● Problem to work on:
Lines containing "JSON" are to be counted. Report the count alone.
═════ Stored rows ═════
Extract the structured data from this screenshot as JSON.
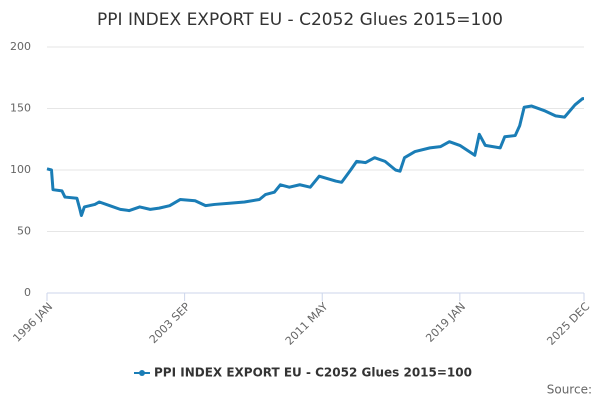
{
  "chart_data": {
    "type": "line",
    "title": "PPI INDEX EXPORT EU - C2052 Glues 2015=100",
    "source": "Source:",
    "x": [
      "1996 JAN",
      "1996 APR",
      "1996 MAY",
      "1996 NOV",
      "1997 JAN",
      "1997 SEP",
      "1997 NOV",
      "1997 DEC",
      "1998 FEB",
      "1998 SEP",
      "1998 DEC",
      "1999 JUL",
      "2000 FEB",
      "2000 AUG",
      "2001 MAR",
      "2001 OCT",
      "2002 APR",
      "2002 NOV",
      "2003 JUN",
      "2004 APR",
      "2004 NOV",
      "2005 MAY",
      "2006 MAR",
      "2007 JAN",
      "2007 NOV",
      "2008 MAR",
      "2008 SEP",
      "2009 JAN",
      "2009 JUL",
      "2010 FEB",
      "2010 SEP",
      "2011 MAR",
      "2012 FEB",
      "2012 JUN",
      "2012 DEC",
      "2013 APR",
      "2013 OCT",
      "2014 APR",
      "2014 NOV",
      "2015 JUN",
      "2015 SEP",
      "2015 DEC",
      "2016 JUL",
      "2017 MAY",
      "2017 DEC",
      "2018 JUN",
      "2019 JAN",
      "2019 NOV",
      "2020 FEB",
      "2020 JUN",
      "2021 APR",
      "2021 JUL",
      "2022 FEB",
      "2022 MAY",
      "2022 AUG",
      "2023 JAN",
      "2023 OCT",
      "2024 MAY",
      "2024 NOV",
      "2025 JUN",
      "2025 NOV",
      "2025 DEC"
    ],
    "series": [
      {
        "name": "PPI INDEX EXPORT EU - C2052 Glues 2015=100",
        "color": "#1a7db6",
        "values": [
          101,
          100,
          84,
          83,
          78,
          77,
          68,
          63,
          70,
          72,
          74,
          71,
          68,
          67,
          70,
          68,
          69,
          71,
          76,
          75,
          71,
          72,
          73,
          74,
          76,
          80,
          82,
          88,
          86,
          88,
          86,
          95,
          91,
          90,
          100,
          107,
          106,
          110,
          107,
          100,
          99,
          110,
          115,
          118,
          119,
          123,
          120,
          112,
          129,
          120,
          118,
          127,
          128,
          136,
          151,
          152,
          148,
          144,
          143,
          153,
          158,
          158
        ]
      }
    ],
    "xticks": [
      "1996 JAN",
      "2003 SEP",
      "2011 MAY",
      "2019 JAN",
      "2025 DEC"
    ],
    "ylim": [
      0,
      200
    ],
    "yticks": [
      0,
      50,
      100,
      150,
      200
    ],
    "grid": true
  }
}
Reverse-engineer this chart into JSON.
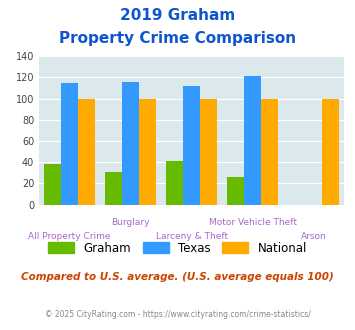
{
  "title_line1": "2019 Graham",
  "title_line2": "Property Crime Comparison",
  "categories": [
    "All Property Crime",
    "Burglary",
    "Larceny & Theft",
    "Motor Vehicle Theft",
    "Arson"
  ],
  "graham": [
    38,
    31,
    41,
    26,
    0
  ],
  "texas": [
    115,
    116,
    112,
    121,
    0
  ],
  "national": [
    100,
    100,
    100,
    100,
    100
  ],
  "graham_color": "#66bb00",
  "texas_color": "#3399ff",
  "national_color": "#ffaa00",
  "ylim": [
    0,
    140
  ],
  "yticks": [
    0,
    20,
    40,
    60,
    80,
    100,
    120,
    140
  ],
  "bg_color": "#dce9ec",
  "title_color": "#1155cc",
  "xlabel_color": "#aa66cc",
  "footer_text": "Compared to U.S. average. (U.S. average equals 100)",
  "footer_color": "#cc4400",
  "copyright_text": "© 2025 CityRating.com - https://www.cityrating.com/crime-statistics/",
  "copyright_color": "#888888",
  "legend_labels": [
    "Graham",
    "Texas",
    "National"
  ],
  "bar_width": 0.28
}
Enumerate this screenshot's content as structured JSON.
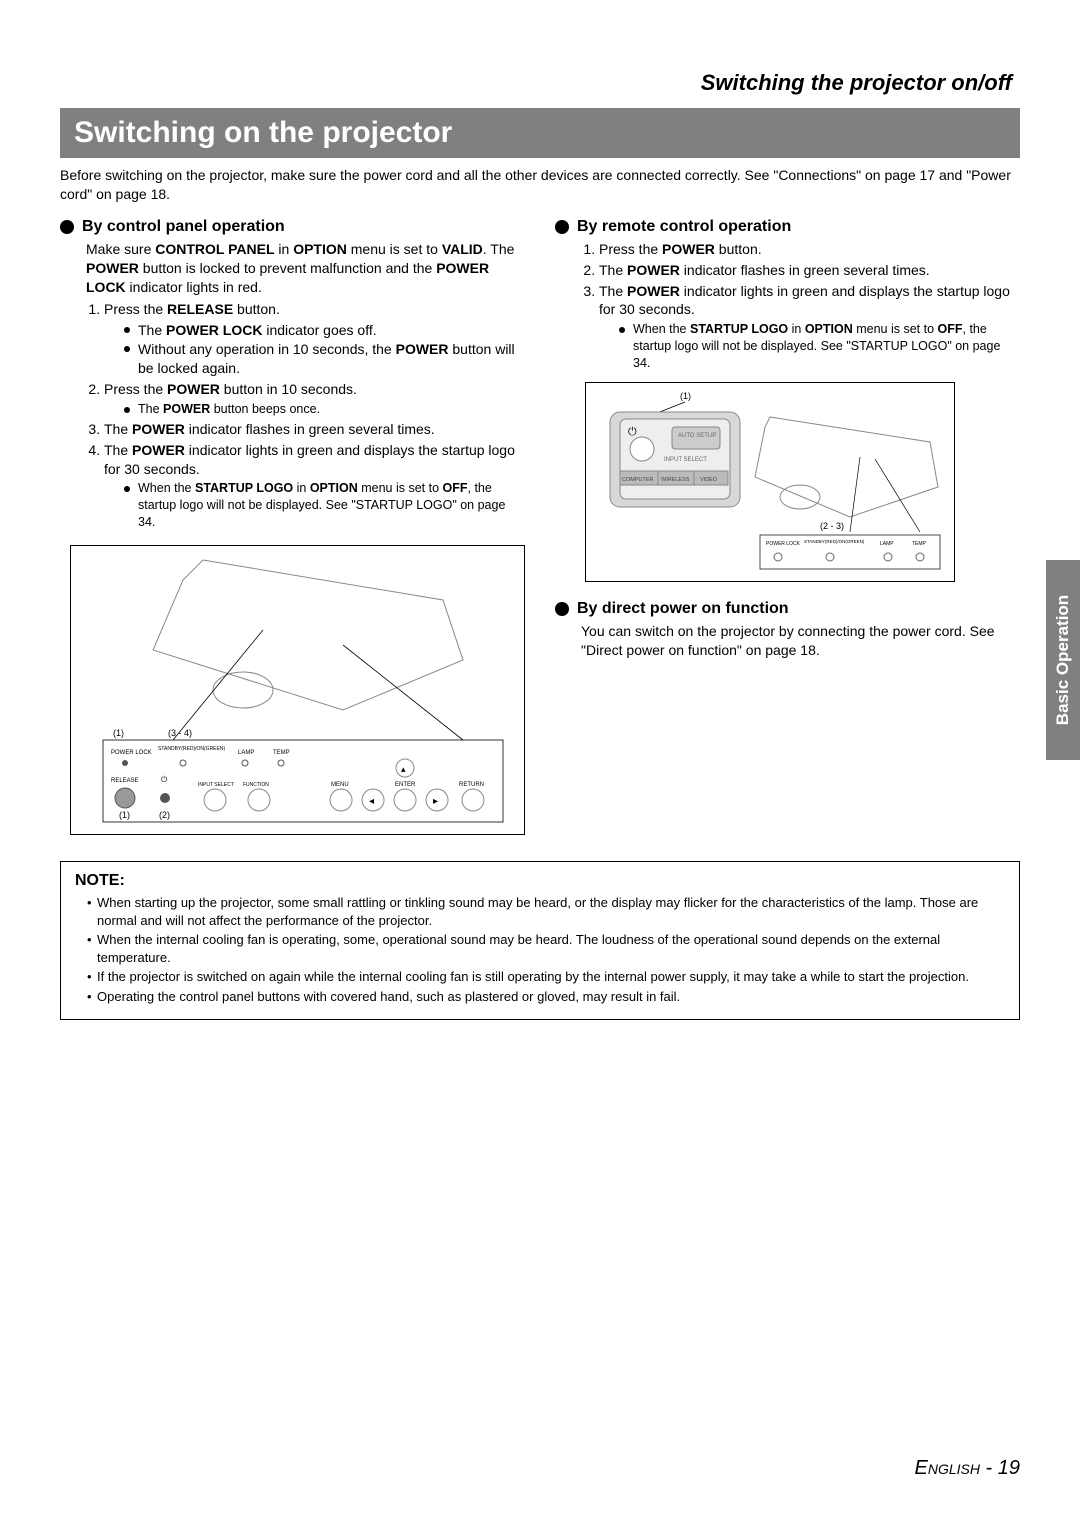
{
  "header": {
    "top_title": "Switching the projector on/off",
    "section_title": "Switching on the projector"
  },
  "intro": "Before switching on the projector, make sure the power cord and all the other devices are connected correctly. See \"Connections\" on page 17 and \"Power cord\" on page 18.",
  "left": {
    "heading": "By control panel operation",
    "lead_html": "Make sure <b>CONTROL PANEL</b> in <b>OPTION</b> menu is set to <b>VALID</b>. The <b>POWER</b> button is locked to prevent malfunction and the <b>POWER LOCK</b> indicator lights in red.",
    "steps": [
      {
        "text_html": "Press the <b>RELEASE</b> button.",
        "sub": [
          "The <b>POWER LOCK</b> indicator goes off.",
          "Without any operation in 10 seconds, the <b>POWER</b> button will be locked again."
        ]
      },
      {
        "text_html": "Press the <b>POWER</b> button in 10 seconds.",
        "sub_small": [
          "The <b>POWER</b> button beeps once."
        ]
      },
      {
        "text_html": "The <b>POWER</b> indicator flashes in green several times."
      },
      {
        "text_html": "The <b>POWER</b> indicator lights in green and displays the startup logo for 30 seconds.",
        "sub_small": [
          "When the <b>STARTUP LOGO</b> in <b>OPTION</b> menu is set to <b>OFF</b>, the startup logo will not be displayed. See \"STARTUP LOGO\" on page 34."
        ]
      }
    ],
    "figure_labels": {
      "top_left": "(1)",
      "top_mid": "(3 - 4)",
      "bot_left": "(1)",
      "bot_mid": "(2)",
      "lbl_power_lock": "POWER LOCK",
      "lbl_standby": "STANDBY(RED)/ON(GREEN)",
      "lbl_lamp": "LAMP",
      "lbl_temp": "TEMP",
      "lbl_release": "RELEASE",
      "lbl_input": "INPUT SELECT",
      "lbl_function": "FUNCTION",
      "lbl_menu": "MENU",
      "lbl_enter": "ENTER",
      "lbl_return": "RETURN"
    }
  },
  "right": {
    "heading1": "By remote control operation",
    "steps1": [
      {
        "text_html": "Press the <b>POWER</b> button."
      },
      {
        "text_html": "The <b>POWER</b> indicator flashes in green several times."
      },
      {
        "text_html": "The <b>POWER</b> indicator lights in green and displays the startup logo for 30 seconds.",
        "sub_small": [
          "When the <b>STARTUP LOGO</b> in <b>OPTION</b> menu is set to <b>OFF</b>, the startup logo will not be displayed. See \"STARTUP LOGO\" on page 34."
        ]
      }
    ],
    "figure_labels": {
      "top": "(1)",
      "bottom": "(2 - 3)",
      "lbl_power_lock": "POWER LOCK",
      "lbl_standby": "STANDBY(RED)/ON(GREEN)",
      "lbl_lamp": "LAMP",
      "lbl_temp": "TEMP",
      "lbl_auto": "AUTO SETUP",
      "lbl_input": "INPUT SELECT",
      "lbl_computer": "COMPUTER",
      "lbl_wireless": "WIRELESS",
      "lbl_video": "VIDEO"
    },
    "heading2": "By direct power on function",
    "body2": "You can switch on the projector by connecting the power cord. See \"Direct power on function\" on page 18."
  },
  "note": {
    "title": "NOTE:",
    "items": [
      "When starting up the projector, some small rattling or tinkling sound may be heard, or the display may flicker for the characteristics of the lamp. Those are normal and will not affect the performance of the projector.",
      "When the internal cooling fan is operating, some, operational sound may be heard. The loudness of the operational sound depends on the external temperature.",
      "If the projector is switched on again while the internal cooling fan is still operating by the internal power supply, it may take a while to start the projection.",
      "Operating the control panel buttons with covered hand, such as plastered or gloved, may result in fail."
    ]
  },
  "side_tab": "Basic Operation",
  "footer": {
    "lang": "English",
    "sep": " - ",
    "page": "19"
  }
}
═════
● Completed exercise:
3